Given request: Write out every entry exactly as given, but omit the pictures.

[Items listed in a dataset]
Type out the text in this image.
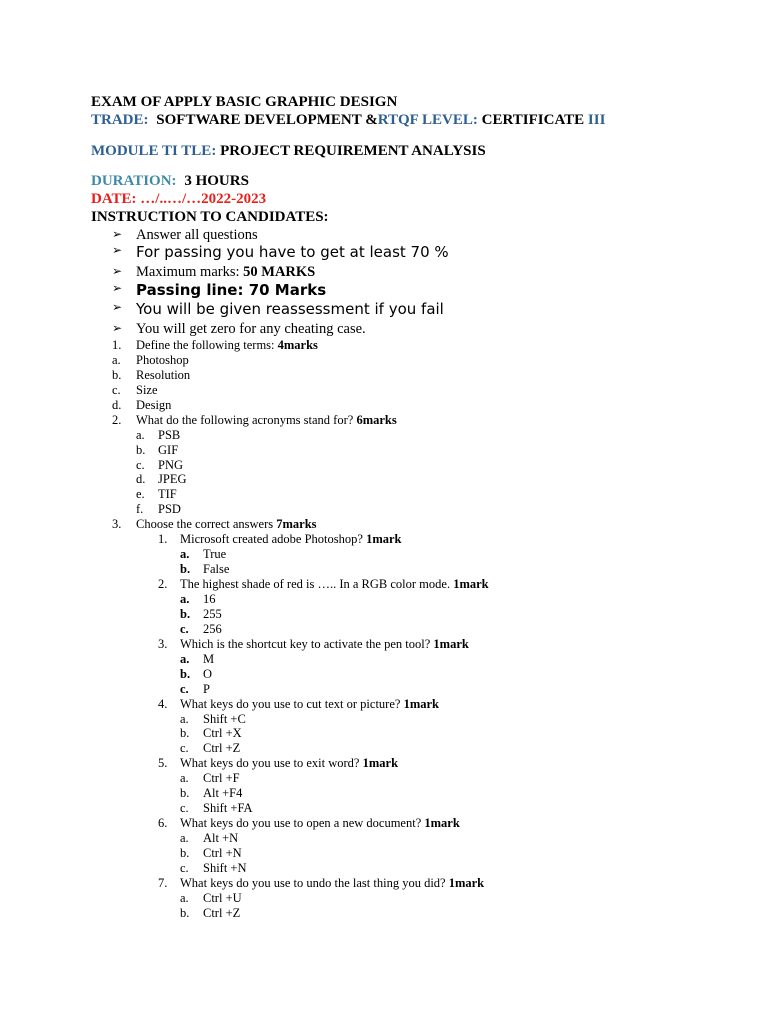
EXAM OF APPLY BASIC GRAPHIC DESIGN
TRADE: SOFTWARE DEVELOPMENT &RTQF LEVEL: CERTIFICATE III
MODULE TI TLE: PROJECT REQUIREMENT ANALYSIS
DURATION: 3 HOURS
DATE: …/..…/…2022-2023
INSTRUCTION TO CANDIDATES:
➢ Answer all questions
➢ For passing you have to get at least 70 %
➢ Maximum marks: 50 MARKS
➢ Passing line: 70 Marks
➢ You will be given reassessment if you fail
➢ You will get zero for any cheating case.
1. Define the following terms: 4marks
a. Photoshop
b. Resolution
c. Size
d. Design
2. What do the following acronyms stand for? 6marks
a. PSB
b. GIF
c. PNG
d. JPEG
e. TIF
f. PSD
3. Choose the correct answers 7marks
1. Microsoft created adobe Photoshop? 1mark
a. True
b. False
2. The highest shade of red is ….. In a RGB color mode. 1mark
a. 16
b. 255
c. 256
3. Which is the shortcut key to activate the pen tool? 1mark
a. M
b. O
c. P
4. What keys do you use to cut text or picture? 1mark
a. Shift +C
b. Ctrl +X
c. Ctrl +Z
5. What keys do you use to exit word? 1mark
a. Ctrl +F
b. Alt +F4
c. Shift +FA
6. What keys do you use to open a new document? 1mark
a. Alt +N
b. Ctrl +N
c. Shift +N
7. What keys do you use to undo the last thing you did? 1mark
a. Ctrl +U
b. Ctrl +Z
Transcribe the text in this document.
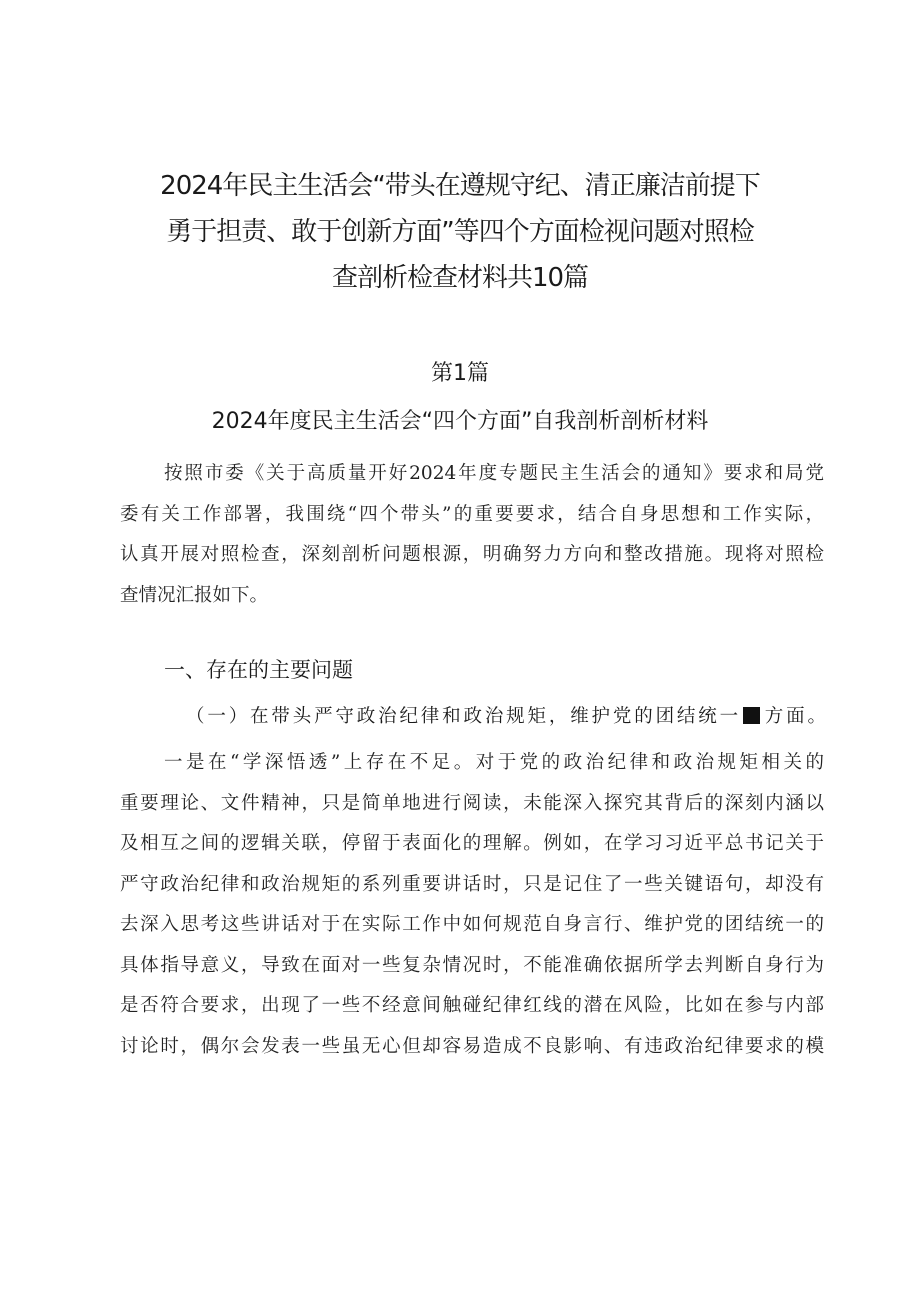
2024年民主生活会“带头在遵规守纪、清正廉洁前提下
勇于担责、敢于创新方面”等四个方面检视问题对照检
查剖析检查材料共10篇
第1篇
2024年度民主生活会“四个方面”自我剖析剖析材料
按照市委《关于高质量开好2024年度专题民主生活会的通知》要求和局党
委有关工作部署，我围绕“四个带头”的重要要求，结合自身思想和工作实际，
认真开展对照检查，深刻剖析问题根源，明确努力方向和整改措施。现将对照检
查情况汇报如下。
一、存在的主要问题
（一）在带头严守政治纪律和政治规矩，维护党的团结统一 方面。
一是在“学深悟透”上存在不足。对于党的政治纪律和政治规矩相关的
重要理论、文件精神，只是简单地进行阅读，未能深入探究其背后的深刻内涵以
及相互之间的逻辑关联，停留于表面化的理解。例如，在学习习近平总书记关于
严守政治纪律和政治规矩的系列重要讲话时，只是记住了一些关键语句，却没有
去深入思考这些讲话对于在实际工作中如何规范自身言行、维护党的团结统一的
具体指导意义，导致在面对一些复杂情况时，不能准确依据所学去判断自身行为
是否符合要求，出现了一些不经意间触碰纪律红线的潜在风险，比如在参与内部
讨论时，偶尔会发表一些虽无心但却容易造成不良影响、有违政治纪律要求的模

The reply:
Type out the text in this image.
EXAM OF APPLY BASIC GRAPHIC DESIGN
TRADE: SOFTWARE DEVELOPMENT &RTQF LEVEL: CERTIFICATE III
MODULE TI TLE: PROJECT REQUIREMENT ANALYSIS
DURATION: 3 HOURS
DATE: …/..…/…2022-2023
INSTRUCTION TO CANDIDATES:
➢ Answer all questions
➢ For passing you have to get at least 70 %
➢ Maximum marks: 50 MARKS
➢ Passing line: 70 Marks
➢ You will be given reassessment if you fail
➢ You will get zero for any cheating case.
1. Define the following terms: 4marks
a. Photoshop
b. Resolution
c. Size
d. Design
2. What do the following acronyms stand for? 6marks
a. PSB
b. GIF
c. PNG
d. JPEG
e. TIF
f. PSD
3. Choose the correct answers 7marks
1. Microsoft created adobe Photoshop? 1mark
a. True
b. False
2. The highest shade of red is ….. In a RGB color mode. 1mark
a. 16
b. 255
c. 256
3. Which is the shortcut key to activate the pen tool? 1mark
a. M
b. O
c. P
4. What keys do you use to cut text or picture? 1mark
a. Shift +C
b. Ctrl +X
c. Ctrl +Z
5. What keys do you use to exit word? 1mark
a. Ctrl +F
b. Alt +F4
c. Shift +FA
6. What keys do you use to open a new document? 1mark
a. Alt +N
b. Ctrl +N
c. Shift +N
7. What keys do you use to undo the last thing you did? 1mark
a. Ctrl +U
b. Ctrl +Z
Transcribe the text in this document.
2024年民主生活会“带头在遵规守纪、清正廉洁前提下
勇于担责、敢于创新方面”等四个方面检视问题对照检
查剖析检查材料共10篇
第1篇
2024年度民主生活会“四个方面”自我剖析剖析材料
按照市委《关于高质量开好2024年度专题民主生活会的通知》要求和局党
委有关工作部署，我围绕“四个带头”的重要要求，结合自身思想和工作实际，
认真开展对照检查，深刻剖析问题根源，明确努力方向和整改措施。现将对照检
查情况汇报如下。
一、存在的主要问题
（一）在带头严守政治纪律和政治规矩，维护党的团结统一 方面。
一是在“学深悟透”上存在不足。对于党的政治纪律和政治规矩相关的
重要理论、文件精神，只是简单地进行阅读，未能深入探究其背后的深刻内涵以
及相互之间的逻辑关联，停留于表面化的理解。例如，在学习习近平总书记关于
严守政治纪律和政治规矩的系列重要讲话时，只是记住了一些关键语句，却没有
去深入思考这些讲话对于在实际工作中如何规范自身言行、维护党的团结统一的
具体指导意义，导致在面对一些复杂情况时，不能准确依据所学去判断自身行为
是否符合要求，出现了一些不经意间触碰纪律红线的潜在风险，比如在参与内部
讨论时，偶尔会发表一些虽无心但却容易造成不良影响、有违政治纪律要求的模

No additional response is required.